● Short task: Each entry has to be copied exactly, with nothing missed.

● Exercise material:
▽

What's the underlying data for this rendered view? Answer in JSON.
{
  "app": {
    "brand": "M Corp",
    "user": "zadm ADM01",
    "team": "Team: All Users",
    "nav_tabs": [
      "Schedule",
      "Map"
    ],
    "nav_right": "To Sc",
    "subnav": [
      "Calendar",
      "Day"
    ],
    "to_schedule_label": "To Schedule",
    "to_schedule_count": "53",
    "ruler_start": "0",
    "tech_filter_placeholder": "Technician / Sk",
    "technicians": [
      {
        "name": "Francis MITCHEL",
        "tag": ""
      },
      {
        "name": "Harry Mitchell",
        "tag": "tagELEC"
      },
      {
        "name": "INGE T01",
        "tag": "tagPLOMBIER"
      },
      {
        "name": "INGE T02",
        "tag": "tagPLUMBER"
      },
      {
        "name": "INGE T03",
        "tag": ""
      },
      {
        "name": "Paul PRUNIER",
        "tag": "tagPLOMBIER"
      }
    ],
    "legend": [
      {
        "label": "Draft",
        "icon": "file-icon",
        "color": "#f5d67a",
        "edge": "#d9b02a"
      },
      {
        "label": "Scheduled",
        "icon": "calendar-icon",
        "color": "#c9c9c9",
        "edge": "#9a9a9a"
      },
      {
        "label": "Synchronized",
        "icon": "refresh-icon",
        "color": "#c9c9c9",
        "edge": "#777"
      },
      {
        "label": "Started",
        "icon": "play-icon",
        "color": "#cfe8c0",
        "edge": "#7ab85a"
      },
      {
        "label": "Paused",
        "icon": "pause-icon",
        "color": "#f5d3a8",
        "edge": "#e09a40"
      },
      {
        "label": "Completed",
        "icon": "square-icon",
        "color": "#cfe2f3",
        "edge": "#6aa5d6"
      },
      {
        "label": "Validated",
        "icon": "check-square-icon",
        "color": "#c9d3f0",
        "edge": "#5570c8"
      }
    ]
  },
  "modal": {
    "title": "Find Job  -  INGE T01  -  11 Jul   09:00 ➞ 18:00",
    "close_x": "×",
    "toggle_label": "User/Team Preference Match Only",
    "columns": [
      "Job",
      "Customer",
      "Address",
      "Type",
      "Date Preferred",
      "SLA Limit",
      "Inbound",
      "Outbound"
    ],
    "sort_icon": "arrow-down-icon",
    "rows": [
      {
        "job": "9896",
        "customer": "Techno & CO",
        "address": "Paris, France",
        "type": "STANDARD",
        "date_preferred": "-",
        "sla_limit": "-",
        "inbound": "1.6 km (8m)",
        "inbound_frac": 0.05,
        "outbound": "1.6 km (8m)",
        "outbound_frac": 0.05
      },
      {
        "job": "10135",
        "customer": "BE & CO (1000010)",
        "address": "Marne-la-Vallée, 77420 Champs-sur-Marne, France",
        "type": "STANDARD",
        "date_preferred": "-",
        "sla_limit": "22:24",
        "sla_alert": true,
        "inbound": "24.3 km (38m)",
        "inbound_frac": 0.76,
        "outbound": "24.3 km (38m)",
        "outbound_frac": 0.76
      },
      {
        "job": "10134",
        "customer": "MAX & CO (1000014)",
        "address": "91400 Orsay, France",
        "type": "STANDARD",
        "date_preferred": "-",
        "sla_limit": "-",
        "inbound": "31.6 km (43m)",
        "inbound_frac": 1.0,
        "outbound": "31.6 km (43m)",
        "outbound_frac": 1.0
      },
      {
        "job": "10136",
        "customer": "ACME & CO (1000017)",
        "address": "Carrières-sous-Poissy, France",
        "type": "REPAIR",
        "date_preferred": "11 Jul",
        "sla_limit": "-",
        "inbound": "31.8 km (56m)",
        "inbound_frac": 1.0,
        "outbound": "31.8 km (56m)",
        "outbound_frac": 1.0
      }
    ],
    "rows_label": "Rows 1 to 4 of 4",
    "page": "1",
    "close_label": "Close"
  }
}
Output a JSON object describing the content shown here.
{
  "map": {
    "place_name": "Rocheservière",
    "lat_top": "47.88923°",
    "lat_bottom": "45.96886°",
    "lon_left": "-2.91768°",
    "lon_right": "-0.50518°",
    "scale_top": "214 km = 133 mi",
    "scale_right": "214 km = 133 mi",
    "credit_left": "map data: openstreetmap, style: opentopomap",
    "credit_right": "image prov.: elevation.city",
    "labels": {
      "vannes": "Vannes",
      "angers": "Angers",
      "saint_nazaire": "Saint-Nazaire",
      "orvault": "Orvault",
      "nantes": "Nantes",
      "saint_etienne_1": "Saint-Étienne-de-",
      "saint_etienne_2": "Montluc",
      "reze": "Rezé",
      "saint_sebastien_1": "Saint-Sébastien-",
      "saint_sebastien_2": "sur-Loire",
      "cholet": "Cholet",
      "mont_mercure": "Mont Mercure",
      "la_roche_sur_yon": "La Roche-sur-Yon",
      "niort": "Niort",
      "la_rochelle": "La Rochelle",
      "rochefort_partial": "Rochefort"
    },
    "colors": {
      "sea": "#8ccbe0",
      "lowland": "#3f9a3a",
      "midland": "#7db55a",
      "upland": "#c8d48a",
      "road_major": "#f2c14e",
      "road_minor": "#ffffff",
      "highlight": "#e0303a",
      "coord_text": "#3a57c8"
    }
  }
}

△

● Full output:
What's the underlying data for this rendered view? Answer in JSON.
{
  "app": {
    "brand": "M Corp",
    "user": "zadm ADM01",
    "team": "Team: All Users",
    "nav_tabs": [
      "Schedule",
      "Map"
    ],
    "nav_right": "To Sc",
    "subnav": [
      "Calendar",
      "Day"
    ],
    "to_schedule_label": "To Schedule",
    "to_schedule_count": "53",
    "ruler_start": "0",
    "tech_filter_placeholder": "Technician / Sk",
    "technicians": [
      {
        "name": "Francis MITCHEL",
        "tag": ""
      },
      {
        "name": "Harry Mitchell",
        "tag": "tagELEC"
      },
      {
        "name": "INGE T01",
        "tag": "tagPLOMBIER"
      },
      {
        "name": "INGE T02",
        "tag": "tagPLUMBER"
      },
      {
        "name": "INGE T03",
        "tag": ""
      },
      {
        "name": "Paul PRUNIER",
        "tag": "tagPLOMBIER"
      }
    ],
    "legend": [
      {
        "label": "Draft",
        "icon": "file-icon",
        "color": "#f5d67a",
        "edge": "#d9b02a"
      },
      {
        "label": "Scheduled",
        "icon": "calendar-icon",
        "color": "#c9c9c9",
        "edge": "#9a9a9a"
      },
      {
        "label": "Synchronized",
        "icon": "refresh-icon",
        "color": "#c9c9c9",
        "edge": "#777"
      },
      {
        "label": "Started",
        "icon": "play-icon",
        "color": "#cfe8c0",
        "edge": "#7ab85a"
      },
      {
        "label": "Paused",
        "icon": "pause-icon",
        "color": "#f5d3a8",
        "edge": "#e09a40"
      },
      {
        "label": "Completed",
        "icon": "square-icon",
        "color": "#cfe2f3",
        "edge": "#6aa5d6"
      },
      {
        "label": "Validated",
        "icon": "check-square-icon",
        "color": "#c9d3f0",
        "edge": "#5570c8"
      }
    ]
  },
  "modal": {
    "title": "Find Job  -  INGE T01  -  11 Jul   09:00 ➞ 18:00",
    "close_x": "×",
    "toggle_label": "User/Team Preference Match Only",
    "columns": [
      "Job",
      "Customer",
      "Address",
      "Type",
      "Date Preferred",
      "SLA Limit",
      "Inbound",
      "Outbound"
    ],
    "sort_icon": "arrow-down-icon",
    "rows": [
      {
        "job": "9896",
        "customer": "Techno & CO",
        "address": "Paris, France",
        "type": "STANDARD",
        "date_preferred": "-",
        "sla_limit": "-",
        "inbound": "1.6 km (8m)",
        "inbound_frac": 0.05,
        "outbound": "1.6 km (8m)",
        "outbound_frac": 0.05
      },
      {
        "job": "10135",
        "customer": "BE & CO (1000010)",
        "address": "Marne-la-Vallée, 77420 Champs-sur-Marne, France",
        "type": "STANDARD",
        "date_preferred": "-",
        "sla_limit": "22:24",
        "sla_alert": true,
        "inbound": "24.3 km (38m)",
        "inbound_frac": 0.76,
        "outbound": "24.3 km (38m)",
        "outbound_frac": 0.76
      },
      {
        "job": "10134",
        "customer": "MAX & CO (1000014)",
        "address": "91400 Orsay, France",
        "type": "STANDARD",
        "date_preferred": "-",
        "sla_limit": "-",
        "inbound": "31.6 km (43m)",
        "inbound_frac": 1.0,
        "outbound": "31.6 km (43m)",
        "outbound_frac": 1.0
      },
      {
        "job": "10136",
        "customer": "ACME & CO (1000017)",
        "address": "Carrières-sous-Poissy, France",
        "type": "REPAIR",
        "date_preferred": "11 Jul",
        "sla_limit": "-",
        "inbound": "31.8 km (56m)",
        "inbound_frac": 1.0,
        "outbound": "31.8 km (56m)",
        "outbound_frac": 1.0
      }
    ],
    "rows_label": "Rows 1 to 4 of 4",
    "page": "1",
    "close_label": "Close"
  }
}
Output a JSON object describing the content shown here.
{
  "map": {
    "place_name": "Rocheservière",
    "lat_top": "47.88923°",
    "lat_bottom": "45.96886°",
    "lon_left": "-2.91768°",
    "lon_right": "-0.50518°",
    "scale_top": "214 km = 133 mi",
    "scale_right": "214 km = 133 mi",
    "credit_left": "map data: openstreetmap, style: opentopomap",
    "credit_right": "image prov.: elevation.city",
    "labels": {
      "vannes": "Vannes",
      "angers": "Angers",
      "saint_nazaire": "Saint-Nazaire",
      "orvault": "Orvault",
      "nantes": "Nantes",
      "saint_etienne_1": "Saint-Étienne-de-",
      "saint_etienne_2": "Montluc",
      "reze": "Rezé",
      "saint_sebastien_1": "Saint-Sébastien-",
      "saint_sebastien_2": "sur-Loire",
      "cholet": "Cholet",
      "mont_mercure": "Mont Mercure",
      "la_roche_sur_yon": "La Roche-sur-Yon",
      "niort": "Niort",
      "la_rochelle": "La Rochelle",
      "rochefort_partial": "Rochefort"
    },
    "colors": {
      "sea": "#8ccbe0",
      "lowland": "#3f9a3a",
      "midland": "#7db55a",
      "upland": "#c8d48a",
      "road_major": "#f2c14e",
      "road_minor": "#ffffff",
      "highlight": "#e0303a",
      "coord_text": "#3a57c8"
    }
  }
}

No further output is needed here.